Data extract:
________________________________________

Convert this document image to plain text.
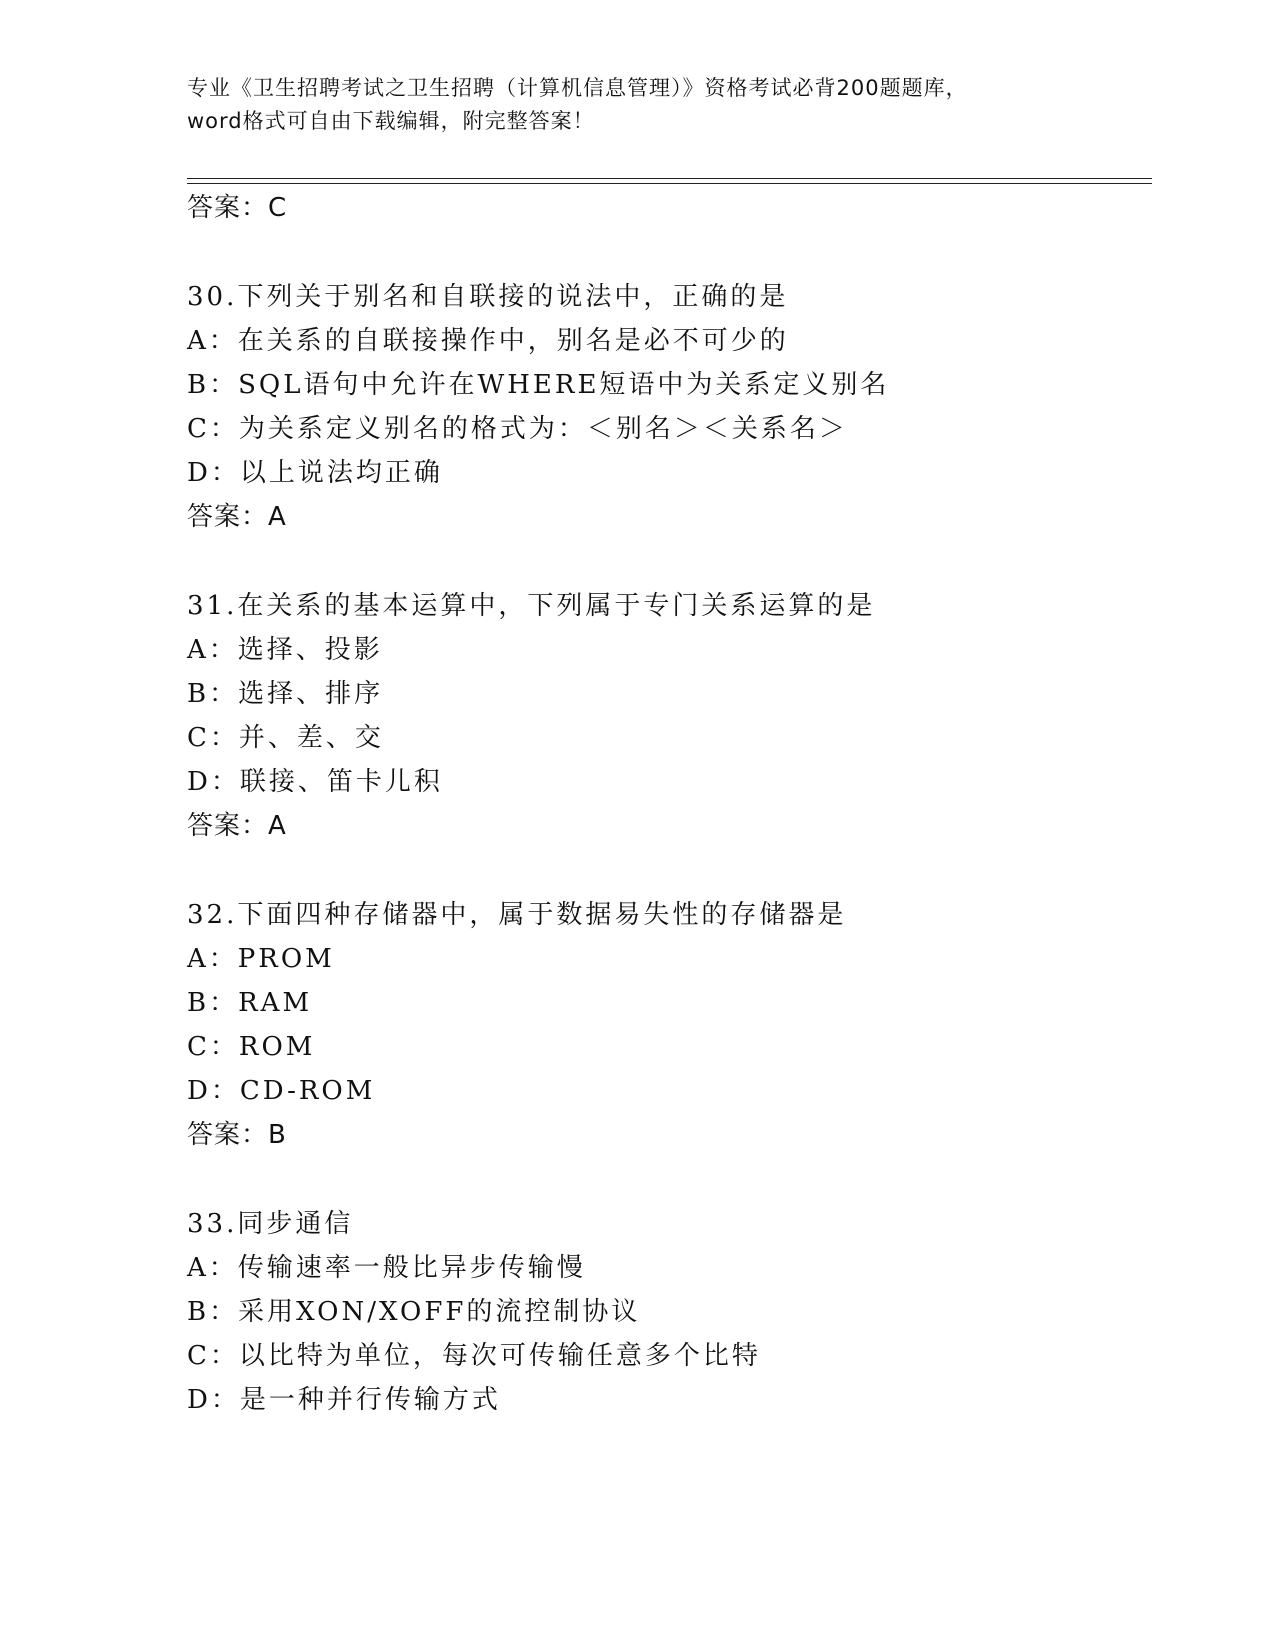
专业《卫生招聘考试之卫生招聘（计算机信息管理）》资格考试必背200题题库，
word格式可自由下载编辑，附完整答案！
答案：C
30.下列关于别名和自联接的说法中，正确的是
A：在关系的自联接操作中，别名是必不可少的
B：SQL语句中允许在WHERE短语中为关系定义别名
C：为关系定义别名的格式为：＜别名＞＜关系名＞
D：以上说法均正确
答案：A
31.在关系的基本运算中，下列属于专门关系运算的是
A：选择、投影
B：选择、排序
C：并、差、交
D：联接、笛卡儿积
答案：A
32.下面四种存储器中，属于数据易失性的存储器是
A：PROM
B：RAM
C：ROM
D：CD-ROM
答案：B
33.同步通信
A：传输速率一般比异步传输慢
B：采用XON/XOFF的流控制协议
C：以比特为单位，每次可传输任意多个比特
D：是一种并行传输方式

________________________________________

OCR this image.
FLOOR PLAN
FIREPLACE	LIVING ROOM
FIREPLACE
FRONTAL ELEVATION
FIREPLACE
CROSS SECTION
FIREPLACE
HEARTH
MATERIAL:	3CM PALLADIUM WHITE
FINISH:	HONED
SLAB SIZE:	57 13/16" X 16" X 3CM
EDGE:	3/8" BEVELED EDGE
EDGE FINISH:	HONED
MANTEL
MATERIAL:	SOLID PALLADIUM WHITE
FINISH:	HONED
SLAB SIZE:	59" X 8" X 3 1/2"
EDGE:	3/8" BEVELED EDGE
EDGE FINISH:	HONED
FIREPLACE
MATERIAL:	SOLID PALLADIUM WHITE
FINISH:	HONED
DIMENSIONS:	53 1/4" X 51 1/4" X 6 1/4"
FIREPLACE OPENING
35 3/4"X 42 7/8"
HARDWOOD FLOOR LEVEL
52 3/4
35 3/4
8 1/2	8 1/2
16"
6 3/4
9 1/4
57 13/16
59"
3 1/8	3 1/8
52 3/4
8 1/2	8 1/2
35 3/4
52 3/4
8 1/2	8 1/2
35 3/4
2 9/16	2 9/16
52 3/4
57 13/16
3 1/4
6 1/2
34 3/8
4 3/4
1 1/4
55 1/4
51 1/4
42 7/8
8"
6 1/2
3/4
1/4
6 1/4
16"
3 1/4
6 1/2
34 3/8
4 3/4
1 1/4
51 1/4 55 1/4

________________________________________

Go through the records and show every line with the string "this" in it.

Output below:
Convert this document image to plain text.
OCR this image.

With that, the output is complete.